• **Directions**: Gather the lines below that include the string "คลากรคร", copying each in full.

• **Data for this task**:

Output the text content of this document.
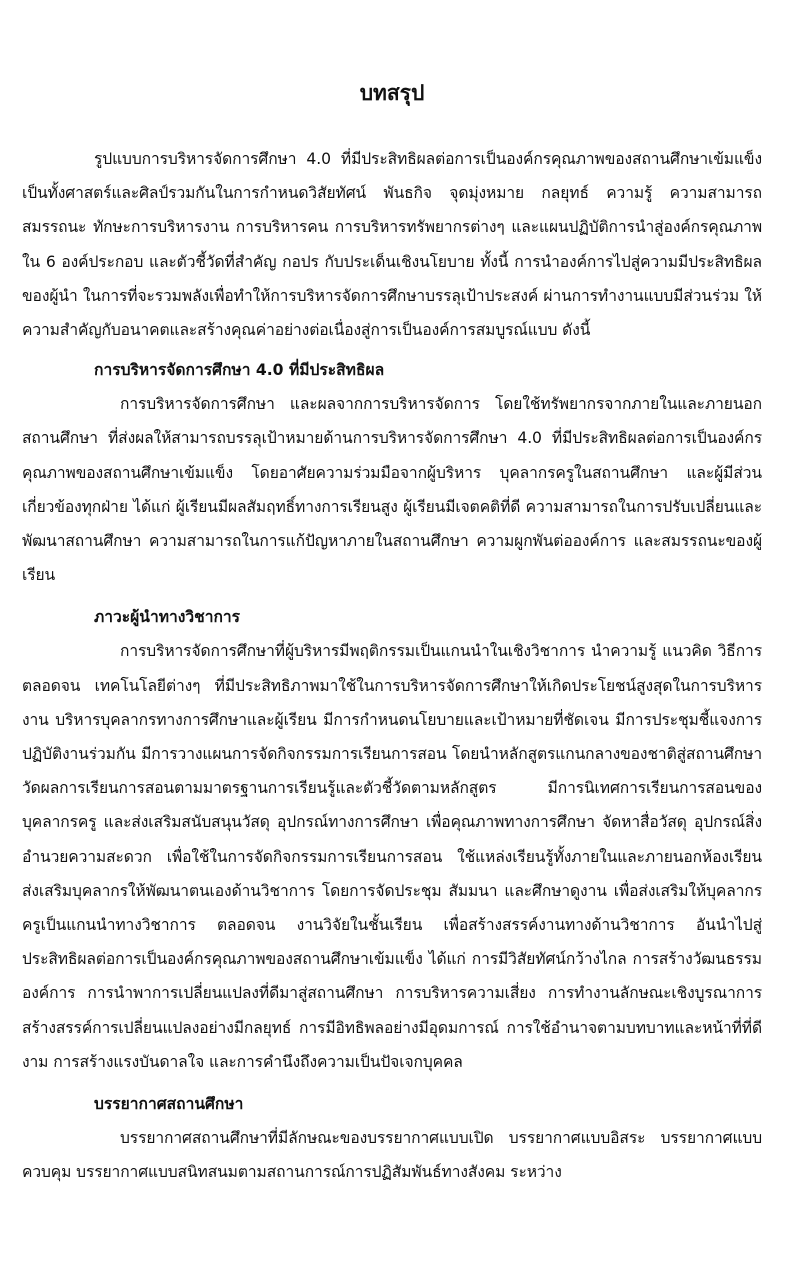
บทสรุป

รูปแบบการบริหารจัดการศึกษา 4.0 ที่มีประสิทธิผลต่อการเป็นองค์กรคุณภาพของสถานศึกษาเข้มแข็ง เป็นทั้งศาสตร์และศิลป์รวมกันในการกำหนดวิสัยทัศน์ พันธกิจ จุดมุ่งหมาย กลยุทธ์ ความรู้ ความสามารถ สมรรถนะ ทักษะการบริหารงาน การบริหารคน การบริหารทรัพยากรต่างๆ และแผนปฏิบัติการนำสู่องค์กรคุณภาพ ใน 6 องค์ประกอบ และตัวชี้วัดที่สำคัญ กอปร กับประเด็นเชิงนโยบาย ทั้งนี้ การนำองค์การไปสู่ความมีประสิทธิผลของผู้นำ ในการที่จะรวมพลังเพื่อทำให้การบริหารจัดการศึกษาบรรลุเป้าประสงค์ ผ่านการทำงานแบบมีส่วนร่วม ให้ความสำคัญกับอนาคตและสร้างคุณค่าอย่างต่อเนื่องสู่การเป็นองค์การสมบูรณ์แบบ ดังนี้

การบริหารจัดการศึกษา 4.0 ที่มีประสิทธิผล

การบริหารจัดการศึกษา และผลจากการบริหารจัดการ โดยใช้ทรัพยากรจากภายในและภายนอกสถานศึกษา ที่ส่งผลให้สามารถบรรลุเป้าหมายด้านการบริหารจัดการศึกษา 4.0 ที่มีประสิทธิผลต่อการเป็นองค์กรคุณภาพของสถานศึกษาเข้มแข็ง โดยอาศัยความร่วมมือจากผู้บริหาร บุคลากรครูในสถานศึกษา และผู้มีส่วนเกี่ยวข้องทุกฝ่าย ได้แก่ ผู้เรียนมีผลสัมฤทธิ์ทางการเรียนสูง ผู้เรียนมีเจตคติที่ดี ความสามารถในการปรับเปลี่ยนและพัฒนาสถานศึกษา ความสามารถในการแก้ปัญหาภายในสถานศึกษา ความผูกพันต่อองค์การ และสมรรถนะของผู้เรียน

ภาวะผู้นำทางวิชาการ

การบริหารจัดการศึกษาที่ผู้บริหารมีพฤติกรรมเป็นแกนนำในเชิงวิชาการ นำความรู้ แนวคิด วิธีการ ตลอดจน เทคโนโลยีต่างๆ ที่มีประสิทธิภาพมาใช้ในการบริหารจัดการศึกษาให้เกิดประโยชน์สูงสุดในการบริหารงาน บริหารบุคลากรทางการศึกษาและผู้เรียน มีการกำหนดนโยบายและเป้าหมายที่ชัดเจน มีการประชุมชี้แจงการปฏิบัติงานร่วมกัน มีการวางแผนการจัดกิจกรรมการเรียนการสอน โดยนำหลักสูตรแกนกลางของชาติสู่สถานศึกษา วัดผลการเรียนการสอนตามมาตรฐานการเรียนรู้และตัวชี้วัดตามหลักสูตร มีการนิเทศการเรียนการสอนของบุคลากรครู และส่งเสริมสนับสนุนวัสดุ อุปกรณ์ทางการศึกษา เพื่อคุณภาพทางการศึกษา จัดหาสื่อวัสดุ อุปกรณ์สิ่งอำนวยความสะดวก เพื่อใช้ในการจัดกิจกรรมการเรียนการสอน ใช้แหล่งเรียนรู้ทั้งภายในและภายนอกห้องเรียน ส่งเสริมบุคลากรให้พัฒนาตนเองด้านวิชาการ โดยการจัดประชุม สัมมนา และศึกษาดูงาน เพื่อส่งเสริมให้บุคลากรครูเป็นแกนนำทางวิชาการ ตลอดจน งานวิจัยในชั้นเรียน เพื่อสร้างสรรค์งานทางด้านวิชาการ อันนำไปสู่ประสิทธิผลต่อการเป็นองค์กรคุณภาพของสถานศึกษาเข้มแข็ง ได้แก่ การมีวิสัยทัศน์กว้างไกล การสร้างวัฒนธรรมองค์การ การนำพาการเปลี่ยนแปลงที่ดีมาสู่สถานศึกษา การบริหารความเสี่ยง การทำงานลักษณะเชิงบูรณาการ สร้างสรรค์การเปลี่ยนแปลงอย่างมีกลยุทธ์ การมีอิทธิพลอย่างมีอุดมการณ์ การใช้อำนาจตามบทบาทและหน้าที่ที่ดีงาม การสร้างแรงบันดาลใจ และการคำนึงถึงความเป็นปัจเจกบุคคล

บรรยากาศสถานศึกษา

บรรยากาศสถานศึกษาที่มีลักษณะของบรรยากาศแบบเปิด บรรยากาศแบบอิสระ บรรยากาศแบบควบคุม บรรยากาศแบบสนิทสนมตามสถานการณ์การปฏิสัมพันธ์ทางสังคม ระหว่าง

• **Reply to the exercise**:
การบริหารจัดการศึกษา และผลจากการบริหารจัดการ โดยใช้ทรัพยากรจากภายในและภายนอกสถานศึกษา ที่ส่งผลให้สามารถบรรลุเป้าหมายด้านการบริหารจัดการศึกษา 4.0 ที่มีประสิทธิผลต่อการเป็นองค์กรคุณภาพของสถานศึกษาเข้มแข็ง โดยอาศัยความร่วมมือจากผู้บริหาร บุคลากรครูในสถานศึกษา และผู้มีส่วนเกี่ยวข้องทุกฝ่าย ได้แก่ ผู้เรียนมีผลสัมฤทธิ์ทางการเรียนสูง ผู้เรียนมีเจตคติที่ดี ความสามารถในการปรับเปลี่ยนและพัฒนาสถานศึกษา ความสามารถในการแก้ปัญหาภายในสถานศึกษา ความผูกพันต่อองค์การ และสมรรถนะของผู้เรียน
การบริหารจัดการศึกษาที่ผู้บริหารมีพฤติกรรมเป็นแกนนำในเชิงวิชาการ นำความรู้ แนวคิด วิธีการ ตลอดจน เทคโนโลยีต่างๆ ที่มีประสิทธิภาพมาใช้ในการบริหารจัดการศึกษาให้เกิดประโยชน์สูงสุดในการบริหารงาน บริหารบุคลากรทางการศึกษาและผู้เรียน มีการกำหนดนโยบายและเป้าหมายที่ชัดเจน มีการประชุมชี้แจงการปฏิบัติงานร่วมกัน มีการวางแผนการจัดกิจกรรมการเรียนการสอน โดยนำหลักสูตรแกนกลางของชาติสู่สถานศึกษา วัดผลการเรียนการสอนตามมาตรฐานการเรียนรู้และตัวชี้วัดตามหลักสูตร มีการนิเทศการเรียนการสอนของบุคลากรครู และส่งเสริมสนับสนุนวัสดุ อุปกรณ์ทางการศึกษา เพื่อคุณภาพทางการศึกษา จัดหาสื่อวัสดุ อุปกรณ์สิ่งอำนวยความสะดวก เพื่อใช้ในการจัดกิจกรรมการเรียนการสอน ใช้แหล่งเรียนรู้ทั้งภายในและภายนอกห้องเรียน ส่งเสริมบุคลากรให้พัฒนาตนเองด้านวิชาการ โดยการจัดประชุม สัมมนา และศึกษาดูงาน เพื่อส่งเสริมให้บุคลากรครูเป็นแกนนำทางวิชาการ ตลอดจน งานวิจัยในชั้นเรียน เพื่อสร้างสรรค์งานทางด้านวิชาการ อันนำไปสู่ประสิทธิผลต่อการเป็นองค์กรคุณภาพของสถานศึกษาเข้มแข็ง ได้แก่ การมีวิสัยทัศน์กว้างไกล การสร้างวัฒนธรรมองค์การ การนำพาการเปลี่ยนแปลงที่ดีมาสู่สถานศึกษา การบริหารความเสี่ยง การทำงานลักษณะเชิงบูรณาการ สร้างสรรค์การเปลี่ยนแปลงอย่างมีกลยุทธ์ การมีอิทธิพลอย่างมีอุดมการณ์ การใช้อำนาจตามบทบาทและหน้าที่ที่ดีงาม การสร้างแรงบันดาลใจ และการคำนึงถึงความเป็นปัจเจกบุคคล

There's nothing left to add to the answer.